**Task instructions**
Find the lines containing the word "января" and copy every one of them.

**Extracted data entries**
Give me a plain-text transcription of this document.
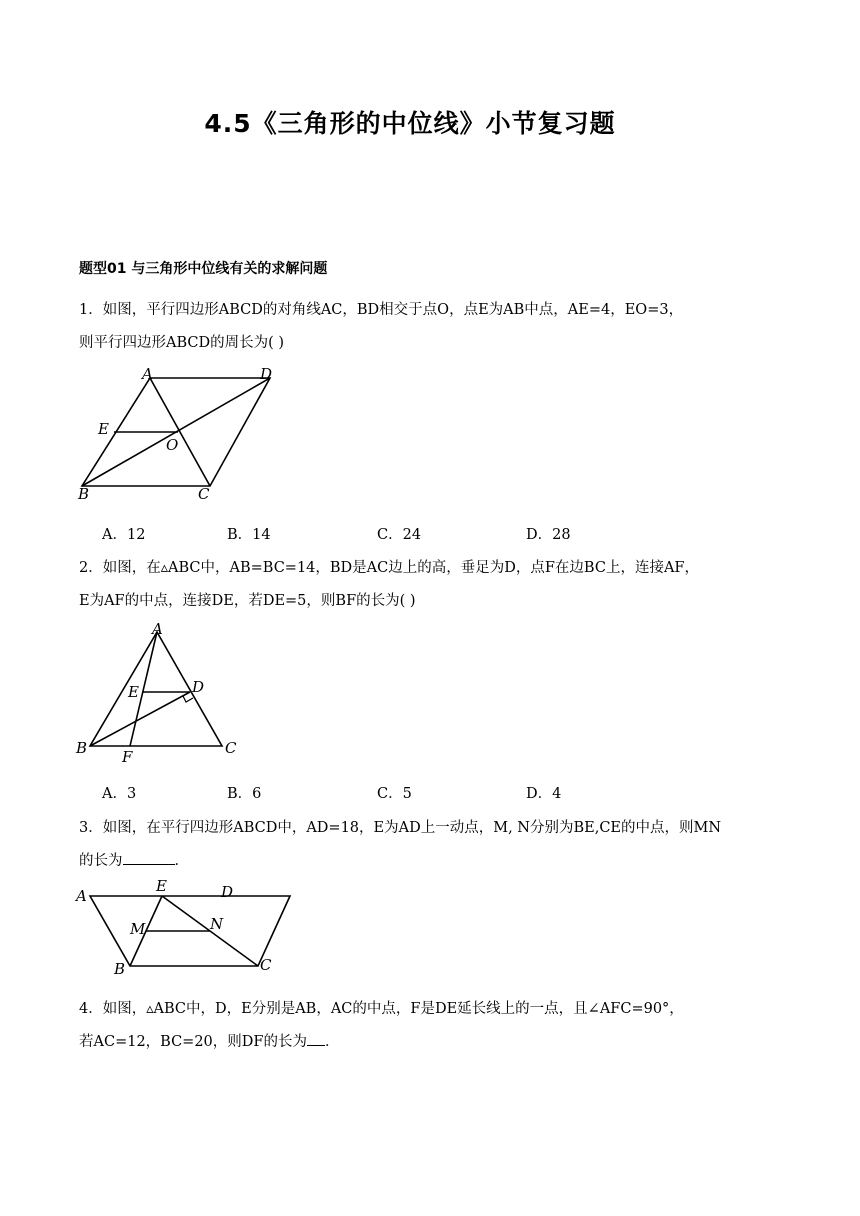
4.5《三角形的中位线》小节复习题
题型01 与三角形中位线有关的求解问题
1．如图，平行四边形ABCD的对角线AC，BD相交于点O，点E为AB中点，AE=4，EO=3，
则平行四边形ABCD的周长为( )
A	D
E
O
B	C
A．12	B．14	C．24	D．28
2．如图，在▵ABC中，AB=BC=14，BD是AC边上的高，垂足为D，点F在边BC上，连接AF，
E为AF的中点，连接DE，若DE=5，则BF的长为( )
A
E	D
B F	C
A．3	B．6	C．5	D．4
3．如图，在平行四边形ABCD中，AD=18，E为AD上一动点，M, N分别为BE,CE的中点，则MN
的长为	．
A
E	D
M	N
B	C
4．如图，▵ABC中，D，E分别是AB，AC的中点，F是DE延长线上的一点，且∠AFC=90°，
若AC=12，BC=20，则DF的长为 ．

---

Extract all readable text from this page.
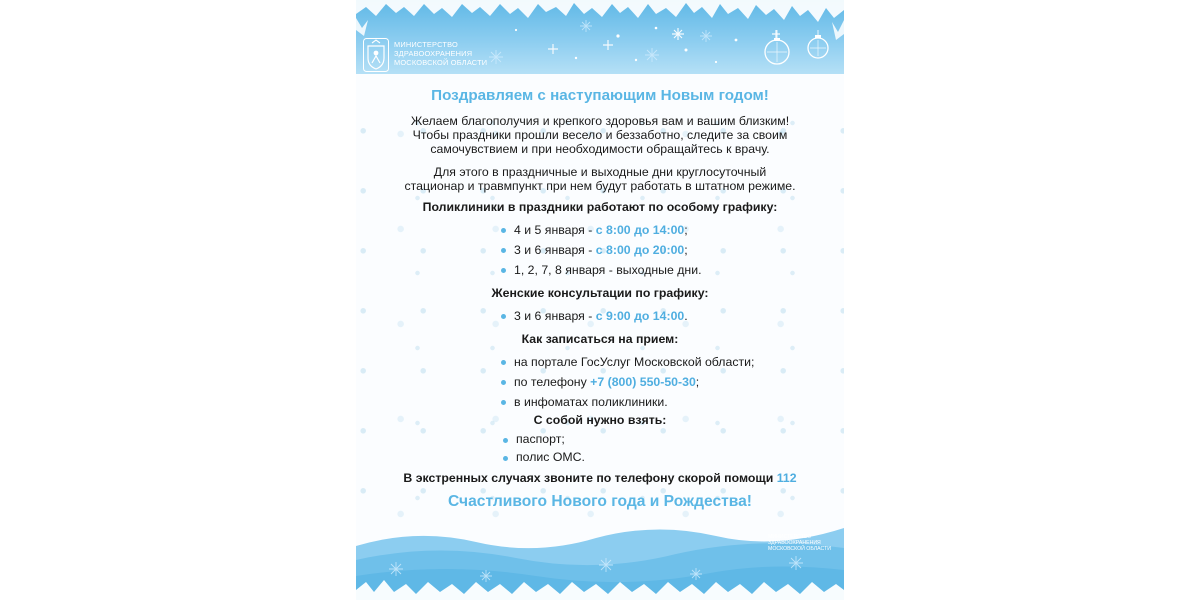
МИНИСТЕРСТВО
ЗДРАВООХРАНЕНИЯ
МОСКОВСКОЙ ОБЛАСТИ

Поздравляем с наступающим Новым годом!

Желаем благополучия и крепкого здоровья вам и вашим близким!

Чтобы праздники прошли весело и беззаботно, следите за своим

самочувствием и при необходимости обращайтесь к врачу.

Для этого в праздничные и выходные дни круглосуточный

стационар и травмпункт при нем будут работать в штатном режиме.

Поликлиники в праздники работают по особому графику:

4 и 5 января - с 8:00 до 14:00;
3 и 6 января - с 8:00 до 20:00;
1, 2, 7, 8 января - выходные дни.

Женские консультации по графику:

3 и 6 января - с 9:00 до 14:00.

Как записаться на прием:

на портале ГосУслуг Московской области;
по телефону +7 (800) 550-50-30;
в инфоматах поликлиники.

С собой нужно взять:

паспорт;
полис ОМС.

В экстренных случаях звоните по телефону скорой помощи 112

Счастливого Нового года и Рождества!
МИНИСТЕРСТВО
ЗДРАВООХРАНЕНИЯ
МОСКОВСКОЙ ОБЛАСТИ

**In response**
4 и 5 января - с 8:00 до 14:00;
3 и 6 января - с 8:00 до 20:00;
1, 2, 7, 8 января - выходные дни.
3 и 6 января - с 9:00 до 14:00.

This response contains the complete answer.